## Written instruction
List every line below containing "select".

## Given information
#####
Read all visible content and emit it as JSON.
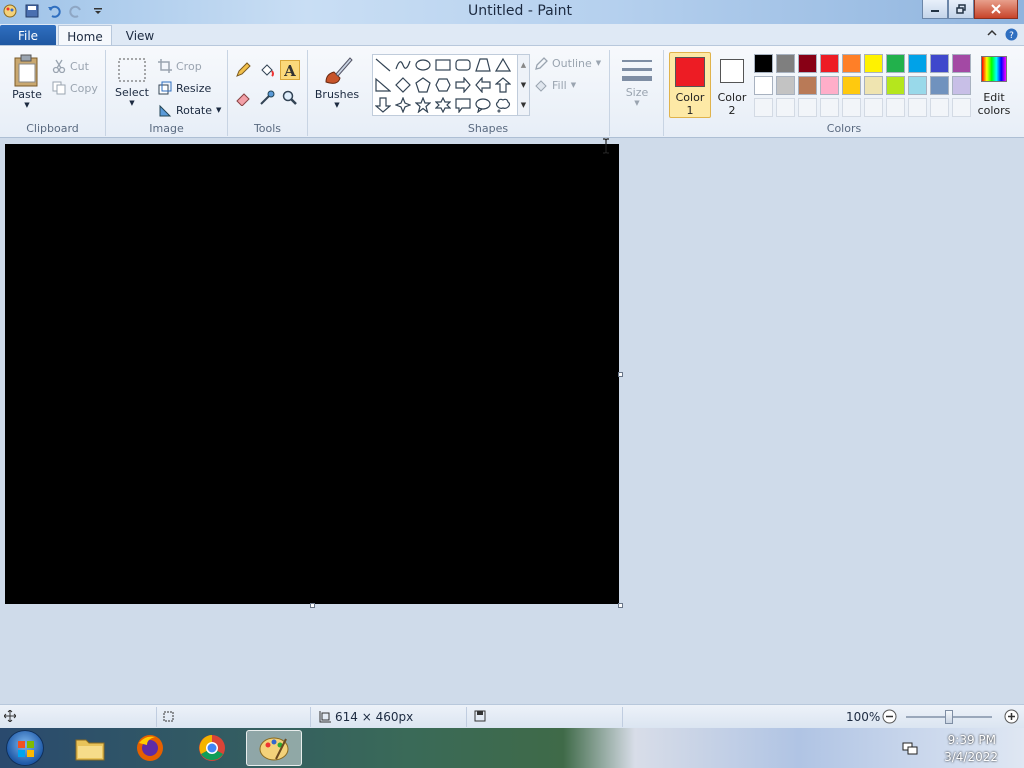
{
  "window": {
    "title": "Untitled - Paint"
  },
  "tabs": {
    "file": "File",
    "home": "Home",
    "view": "View"
  },
  "ribbon": {
    "clipboard": {
      "label": "Clipboard",
      "paste": "Paste",
      "cut": "Cut",
      "copy": "Copy"
    },
    "image": {
      "label": "Image",
      "select": "Select",
      "crop": "Crop",
      "resize": "Resize",
      "rotate": "Rotate"
    },
    "tools": {
      "label": "Tools"
    },
    "brushes": {
      "label": "Brushes"
    },
    "shapes": {
      "label": "Shapes",
      "outline": "Outline",
      "fill": "Fill"
    },
    "size": {
      "label": "Size"
    },
    "colors": {
      "label": "Colors",
      "color1_line1": "Color",
      "color1_line2": "1",
      "color2_line1": "Color",
      "color2_line2": "2",
      "edit_line1": "Edit",
      "edit_line2": "colors",
      "color1_value": "#ed1c24",
      "color2_value": "#ffffff",
      "palette_row1": [
        "#000000",
        "#7f7f7f",
        "#880015",
        "#ed1c24",
        "#ff7f27",
        "#fff200",
        "#22b14c",
        "#00a2e8",
        "#3f48cc",
        "#a349a4"
      ],
      "palette_row2": [
        "#ffffff",
        "#c3c3c3",
        "#b97a57",
        "#ffaec9",
        "#ffc90e",
        "#efe4b0",
        "#b5e61d",
        "#99d9ea",
        "#7092be",
        "#c8bfe7"
      ]
    }
  },
  "canvas": {
    "fill": "#000000"
  },
  "status": {
    "dimensions": "614 × 460px",
    "zoom": "100%",
    "zoom_level_percent": 100
  },
  "taskbar": {
    "time": "9:39 PM",
    "date": "3/4/2022"
  }
}
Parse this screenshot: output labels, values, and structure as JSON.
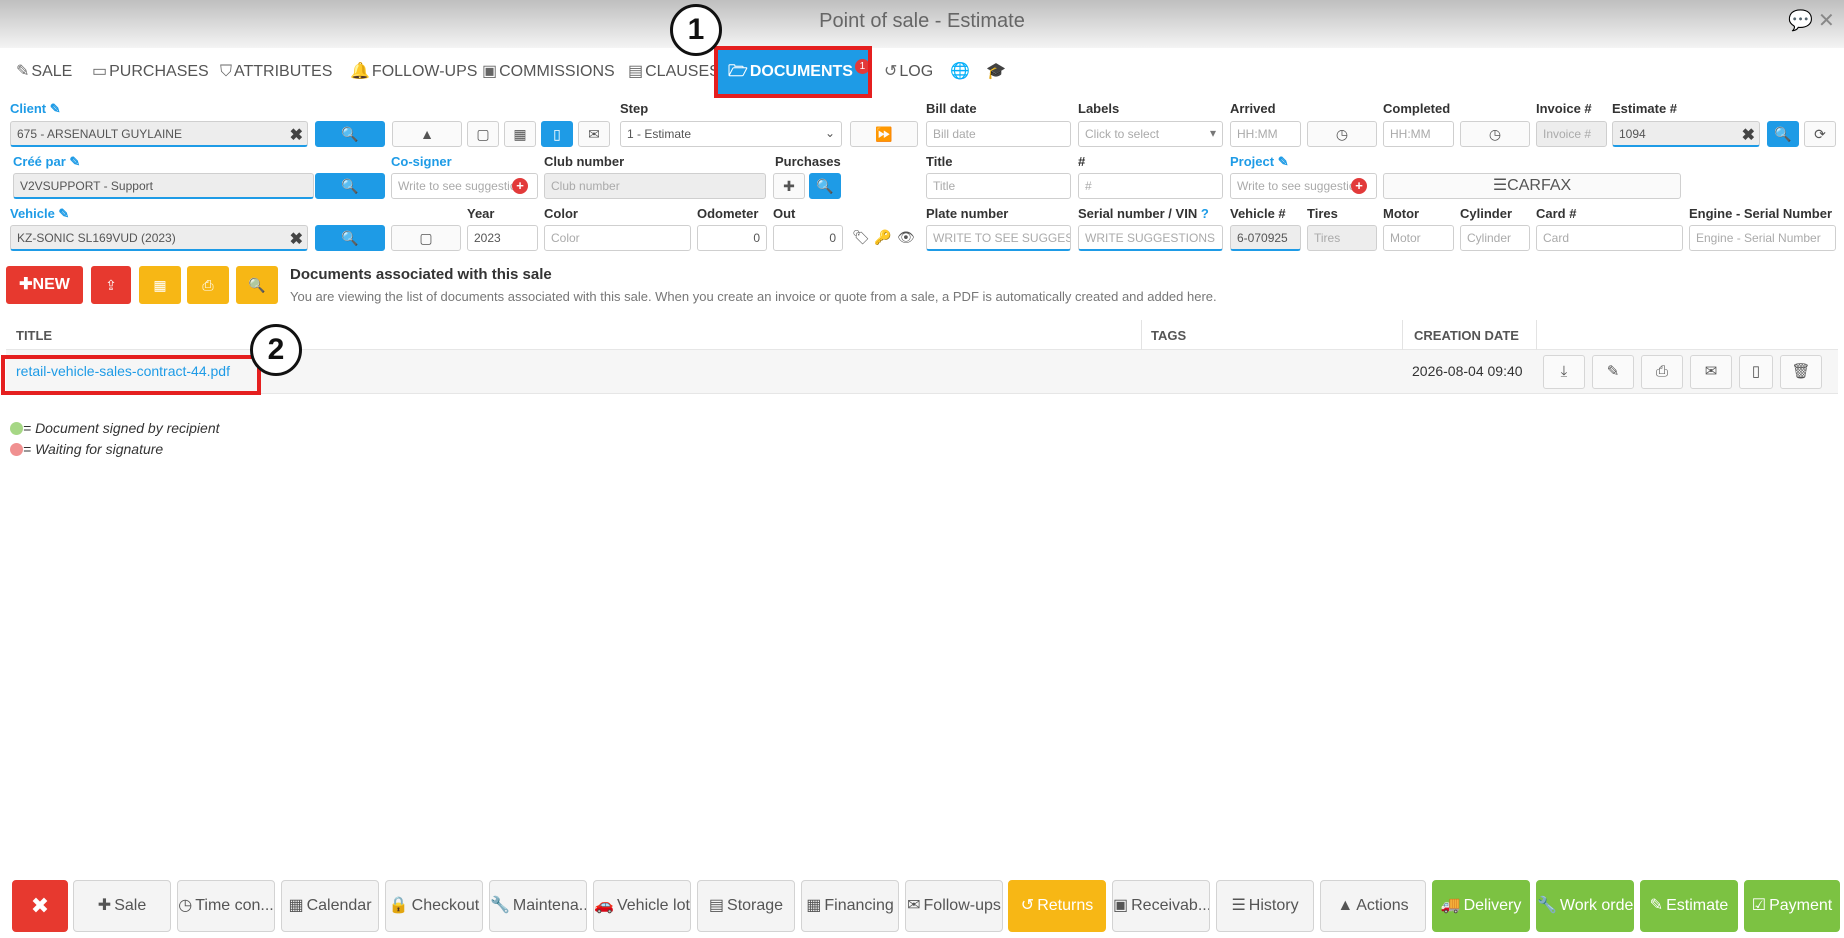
{
  "window": {
    "title": "Point of sale - Estimate"
  },
  "tabs": [
    {
      "label": "SALE",
      "icon": "edit-icon"
    },
    {
      "label": "PURCHASES",
      "icon": "credit-card-icon"
    },
    {
      "label": "ATTRIBUTES",
      "icon": "tags-icon"
    },
    {
      "label": "FOLLOW-UPS",
      "icon": "bell-icon"
    },
    {
      "label": "COMMISSIONS",
      "icon": "money-icon"
    },
    {
      "label": "CLAUSES",
      "icon": "file-text-icon"
    },
    {
      "label": "DOCUMENTS",
      "icon": "folder-open-icon",
      "badge": "1",
      "active": true
    },
    {
      "label": "LOG",
      "icon": "history-icon"
    }
  ],
  "markers": {
    "one": "1",
    "two": "2"
  },
  "form": {
    "client": {
      "label": "Client",
      "value": "675 - ARSENAULT GUYLAINE"
    },
    "step": {
      "label": "Step",
      "value": "1 - Estimate"
    },
    "bill_date": {
      "label": "Bill date",
      "placeholder": "Bill date"
    },
    "labels": {
      "label": "Labels",
      "placeholder": "Click to select"
    },
    "arrived": {
      "label": "Arrived",
      "placeholder": "HH:MM"
    },
    "completed": {
      "label": "Completed",
      "placeholder": "HH:MM"
    },
    "invoice_no": {
      "label": "Invoice #",
      "placeholder": "Invoice #"
    },
    "estimate_no": {
      "label": "Estimate #",
      "value": "1094"
    },
    "cree_par": {
      "label": "Créé par",
      "value": "V2VSUPPORT - Support"
    },
    "cosigner": {
      "label": "Co-signer",
      "placeholder": "Write to see suggestion"
    },
    "club_number": {
      "label": "Club number",
      "placeholder": "Club number"
    },
    "purchases": {
      "label": "Purchases"
    },
    "title_field": {
      "label": "Title",
      "placeholder": "Title"
    },
    "hash": {
      "label": "#",
      "placeholder": "#"
    },
    "project": {
      "label": "Project",
      "placeholder": "Write to see suggestion"
    },
    "carfax": {
      "label": "CARFAX"
    },
    "vehicle": {
      "label": "Vehicle",
      "value": "KZ-SONIC SL169VUD (2023)"
    },
    "year": {
      "label": "Year",
      "value": "2023"
    },
    "color": {
      "label": "Color",
      "placeholder": "Color"
    },
    "odometer": {
      "label": "Odometer",
      "value": "0"
    },
    "out": {
      "label": "Out",
      "value": "0"
    },
    "plate_number": {
      "label": "Plate number",
      "placeholder": "WRITE TO SEE SUGGESTIONS"
    },
    "serial_vin": {
      "label": "Serial number / VIN",
      "placeholder": "WRITE SUGGESTIONS"
    },
    "vehicle_no": {
      "label": "Vehicle #",
      "value": "6-070925"
    },
    "tires": {
      "label": "Tires",
      "placeholder": "Tires"
    },
    "motor": {
      "label": "Motor",
      "placeholder": "Motor"
    },
    "cylinder": {
      "label": "Cylinder",
      "placeholder": "Cylinder"
    },
    "card_no": {
      "label": "Card #",
      "placeholder": "Card"
    },
    "engine_serial": {
      "label": "Engine - Serial Number",
      "placeholder": "Engine - Serial Number"
    }
  },
  "toolbar": {
    "new_label": "NEW"
  },
  "documents": {
    "title": "Documents associated with this sale",
    "description": "You are viewing the list of documents associated with this sale. When you create an invoice or quote from a sale, a PDF is automatically created and added here.",
    "columns": {
      "title": "TITLE",
      "tags": "TAGS",
      "creation_date": "CREATION DATE"
    },
    "rows": [
      {
        "title": "retail-vehicle-sales-contract-44.pdf",
        "tags": "",
        "creation_date": "2026-08-04 09:40"
      }
    ]
  },
  "legend": {
    "signed": "= Document signed by recipient",
    "waiting": "= Waiting for signature",
    "signed_color": "#a6d785",
    "waiting_color": "#f09090"
  },
  "bottom_bar": {
    "sale": "Sale",
    "time_con": "Time con...",
    "calendar": "Calendar",
    "checkout": "Checkout",
    "maintenance": "Maintena...",
    "vehicle_lot": "Vehicle lot",
    "storage": "Storage",
    "financing": "Financing",
    "followups": "Follow-ups",
    "returns": "Returns",
    "receivables": "Receivab...",
    "history": "History",
    "actions": "Actions",
    "delivery": "Delivery",
    "work_order": "Work order",
    "estimate": "Estimate",
    "payment": "Payment"
  },
  "colors": {
    "accent": "#1e9be6",
    "danger": "#e7392f",
    "warning": "#f7b715",
    "success": "#7cc242"
  }
}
#####
## Result of the task
      "select": "Select",
      "placeholder": "Click to select"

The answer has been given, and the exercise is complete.